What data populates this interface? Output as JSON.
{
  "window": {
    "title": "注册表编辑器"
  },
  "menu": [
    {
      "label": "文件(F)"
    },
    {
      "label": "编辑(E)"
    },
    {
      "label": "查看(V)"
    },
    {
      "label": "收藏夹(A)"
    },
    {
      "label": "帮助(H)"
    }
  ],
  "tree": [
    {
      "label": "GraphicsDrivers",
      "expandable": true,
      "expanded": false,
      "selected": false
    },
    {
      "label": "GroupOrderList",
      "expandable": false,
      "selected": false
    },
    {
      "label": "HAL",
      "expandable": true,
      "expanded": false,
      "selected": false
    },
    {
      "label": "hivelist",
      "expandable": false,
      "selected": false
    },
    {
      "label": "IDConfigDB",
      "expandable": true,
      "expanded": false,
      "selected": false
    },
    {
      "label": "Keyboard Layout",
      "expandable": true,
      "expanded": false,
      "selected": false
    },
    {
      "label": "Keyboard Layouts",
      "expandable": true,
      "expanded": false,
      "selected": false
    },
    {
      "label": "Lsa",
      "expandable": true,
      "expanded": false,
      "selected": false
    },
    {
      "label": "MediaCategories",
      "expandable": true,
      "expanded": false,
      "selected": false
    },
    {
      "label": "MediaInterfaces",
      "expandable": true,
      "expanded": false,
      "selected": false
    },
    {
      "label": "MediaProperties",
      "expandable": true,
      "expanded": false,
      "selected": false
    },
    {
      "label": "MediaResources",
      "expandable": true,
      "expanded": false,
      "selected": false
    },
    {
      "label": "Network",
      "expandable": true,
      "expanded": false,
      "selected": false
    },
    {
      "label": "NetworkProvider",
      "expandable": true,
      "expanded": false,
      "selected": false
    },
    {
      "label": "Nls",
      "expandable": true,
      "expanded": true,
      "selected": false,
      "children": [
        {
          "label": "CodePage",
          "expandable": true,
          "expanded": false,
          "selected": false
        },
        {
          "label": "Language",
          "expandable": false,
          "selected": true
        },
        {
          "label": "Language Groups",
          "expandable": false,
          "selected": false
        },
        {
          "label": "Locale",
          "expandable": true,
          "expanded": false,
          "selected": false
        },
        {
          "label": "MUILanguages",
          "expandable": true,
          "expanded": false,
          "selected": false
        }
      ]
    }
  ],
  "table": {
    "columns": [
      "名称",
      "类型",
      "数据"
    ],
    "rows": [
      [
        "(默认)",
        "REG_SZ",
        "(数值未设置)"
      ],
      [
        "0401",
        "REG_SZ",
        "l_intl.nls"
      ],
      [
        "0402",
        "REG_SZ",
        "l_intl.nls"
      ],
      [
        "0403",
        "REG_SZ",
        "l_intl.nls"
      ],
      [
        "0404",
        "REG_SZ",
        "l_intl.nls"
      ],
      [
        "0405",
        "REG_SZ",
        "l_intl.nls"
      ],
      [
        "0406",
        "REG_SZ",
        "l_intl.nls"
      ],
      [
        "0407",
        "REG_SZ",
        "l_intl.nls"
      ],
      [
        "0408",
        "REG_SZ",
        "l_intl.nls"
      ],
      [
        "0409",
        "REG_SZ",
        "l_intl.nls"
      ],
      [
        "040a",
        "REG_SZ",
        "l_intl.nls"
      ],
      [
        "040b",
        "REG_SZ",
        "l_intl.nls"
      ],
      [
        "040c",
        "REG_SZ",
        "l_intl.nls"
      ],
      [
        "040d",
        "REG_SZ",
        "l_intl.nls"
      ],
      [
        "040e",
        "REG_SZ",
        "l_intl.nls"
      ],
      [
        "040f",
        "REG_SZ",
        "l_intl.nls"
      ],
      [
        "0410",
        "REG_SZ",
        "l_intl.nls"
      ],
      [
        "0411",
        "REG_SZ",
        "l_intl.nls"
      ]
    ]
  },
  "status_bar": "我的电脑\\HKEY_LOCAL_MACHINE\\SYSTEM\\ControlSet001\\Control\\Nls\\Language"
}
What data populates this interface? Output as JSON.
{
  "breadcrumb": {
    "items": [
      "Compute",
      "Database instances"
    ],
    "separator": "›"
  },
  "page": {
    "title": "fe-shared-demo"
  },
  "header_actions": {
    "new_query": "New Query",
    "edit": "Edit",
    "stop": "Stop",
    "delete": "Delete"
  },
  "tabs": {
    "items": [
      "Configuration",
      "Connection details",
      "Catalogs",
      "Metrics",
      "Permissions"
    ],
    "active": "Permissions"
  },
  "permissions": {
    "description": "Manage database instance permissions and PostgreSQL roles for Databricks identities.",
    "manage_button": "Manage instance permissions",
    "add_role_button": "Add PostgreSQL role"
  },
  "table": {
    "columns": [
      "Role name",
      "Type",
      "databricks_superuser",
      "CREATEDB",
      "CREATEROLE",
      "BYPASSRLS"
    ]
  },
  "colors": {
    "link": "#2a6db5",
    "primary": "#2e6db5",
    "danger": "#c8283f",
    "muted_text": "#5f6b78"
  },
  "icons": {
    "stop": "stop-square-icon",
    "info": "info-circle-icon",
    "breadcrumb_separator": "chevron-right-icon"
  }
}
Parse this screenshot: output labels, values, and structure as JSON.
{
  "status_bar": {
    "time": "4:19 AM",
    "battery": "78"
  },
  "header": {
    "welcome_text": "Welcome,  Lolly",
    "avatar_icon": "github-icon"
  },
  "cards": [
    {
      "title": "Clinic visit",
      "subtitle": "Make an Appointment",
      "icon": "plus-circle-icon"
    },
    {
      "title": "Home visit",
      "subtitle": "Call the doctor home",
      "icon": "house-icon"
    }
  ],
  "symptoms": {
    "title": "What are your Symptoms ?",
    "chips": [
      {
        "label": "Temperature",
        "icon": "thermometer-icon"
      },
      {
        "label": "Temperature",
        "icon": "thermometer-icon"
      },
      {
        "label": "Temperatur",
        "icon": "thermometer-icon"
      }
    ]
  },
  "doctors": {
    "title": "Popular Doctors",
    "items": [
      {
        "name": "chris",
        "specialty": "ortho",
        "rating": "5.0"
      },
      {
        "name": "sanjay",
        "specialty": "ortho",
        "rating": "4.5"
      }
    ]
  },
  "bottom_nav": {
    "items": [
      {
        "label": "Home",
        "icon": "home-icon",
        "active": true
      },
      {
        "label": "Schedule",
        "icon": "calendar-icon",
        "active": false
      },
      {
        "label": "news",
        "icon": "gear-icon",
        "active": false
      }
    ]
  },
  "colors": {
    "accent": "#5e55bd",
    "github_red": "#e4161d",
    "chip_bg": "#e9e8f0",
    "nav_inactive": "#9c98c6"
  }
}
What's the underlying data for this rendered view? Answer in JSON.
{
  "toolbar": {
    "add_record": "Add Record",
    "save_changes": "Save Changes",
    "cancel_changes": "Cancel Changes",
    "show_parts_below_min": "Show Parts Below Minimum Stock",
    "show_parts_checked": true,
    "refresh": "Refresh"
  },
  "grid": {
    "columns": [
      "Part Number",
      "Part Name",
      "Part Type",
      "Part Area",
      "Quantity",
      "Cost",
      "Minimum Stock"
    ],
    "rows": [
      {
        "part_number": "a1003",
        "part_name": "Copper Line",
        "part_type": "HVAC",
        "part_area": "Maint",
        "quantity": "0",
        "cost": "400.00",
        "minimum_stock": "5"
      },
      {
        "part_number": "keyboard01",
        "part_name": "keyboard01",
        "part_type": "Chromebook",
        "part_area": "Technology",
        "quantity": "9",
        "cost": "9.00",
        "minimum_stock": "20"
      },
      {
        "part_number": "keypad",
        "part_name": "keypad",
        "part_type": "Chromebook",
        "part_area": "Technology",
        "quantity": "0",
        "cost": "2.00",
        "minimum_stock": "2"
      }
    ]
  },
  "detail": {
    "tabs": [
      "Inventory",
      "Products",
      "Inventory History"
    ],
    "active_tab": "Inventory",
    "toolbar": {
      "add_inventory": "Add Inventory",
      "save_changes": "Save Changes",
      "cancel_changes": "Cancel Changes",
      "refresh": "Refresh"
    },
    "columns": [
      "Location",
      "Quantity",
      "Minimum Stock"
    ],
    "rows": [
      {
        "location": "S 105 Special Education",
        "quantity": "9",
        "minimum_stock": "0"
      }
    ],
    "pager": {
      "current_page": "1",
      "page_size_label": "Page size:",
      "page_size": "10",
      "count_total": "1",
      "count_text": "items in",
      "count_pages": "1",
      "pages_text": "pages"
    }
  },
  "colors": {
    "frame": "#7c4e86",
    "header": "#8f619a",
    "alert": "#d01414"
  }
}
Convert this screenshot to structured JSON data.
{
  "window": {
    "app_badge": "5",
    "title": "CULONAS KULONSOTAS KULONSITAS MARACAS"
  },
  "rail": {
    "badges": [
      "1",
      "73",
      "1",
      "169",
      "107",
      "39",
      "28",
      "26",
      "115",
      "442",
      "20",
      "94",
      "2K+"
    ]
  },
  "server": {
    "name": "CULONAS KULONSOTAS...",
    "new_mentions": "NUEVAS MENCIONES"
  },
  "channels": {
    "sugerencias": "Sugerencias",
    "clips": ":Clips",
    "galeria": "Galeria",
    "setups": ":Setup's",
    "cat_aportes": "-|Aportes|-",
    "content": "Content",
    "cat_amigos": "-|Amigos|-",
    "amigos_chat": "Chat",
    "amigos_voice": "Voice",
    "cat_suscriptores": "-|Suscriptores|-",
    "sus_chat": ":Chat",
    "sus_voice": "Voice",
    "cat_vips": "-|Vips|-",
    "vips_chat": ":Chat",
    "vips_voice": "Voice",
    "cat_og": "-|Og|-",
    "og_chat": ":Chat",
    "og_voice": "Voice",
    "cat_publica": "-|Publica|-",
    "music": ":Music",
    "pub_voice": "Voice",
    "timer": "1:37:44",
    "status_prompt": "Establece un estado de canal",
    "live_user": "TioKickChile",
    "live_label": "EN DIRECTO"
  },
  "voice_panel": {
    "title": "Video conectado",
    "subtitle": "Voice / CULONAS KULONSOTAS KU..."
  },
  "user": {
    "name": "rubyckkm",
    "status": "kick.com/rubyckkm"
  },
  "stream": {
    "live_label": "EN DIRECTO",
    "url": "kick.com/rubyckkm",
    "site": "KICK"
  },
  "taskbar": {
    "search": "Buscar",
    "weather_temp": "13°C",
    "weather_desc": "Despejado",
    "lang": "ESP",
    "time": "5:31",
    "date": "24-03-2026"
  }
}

__REQUIRED WORK__
Copy out every line that includes the word "visit".

__WORKED SOLUTION__
      "title": "Clinic visit",
      "title": "Home visit",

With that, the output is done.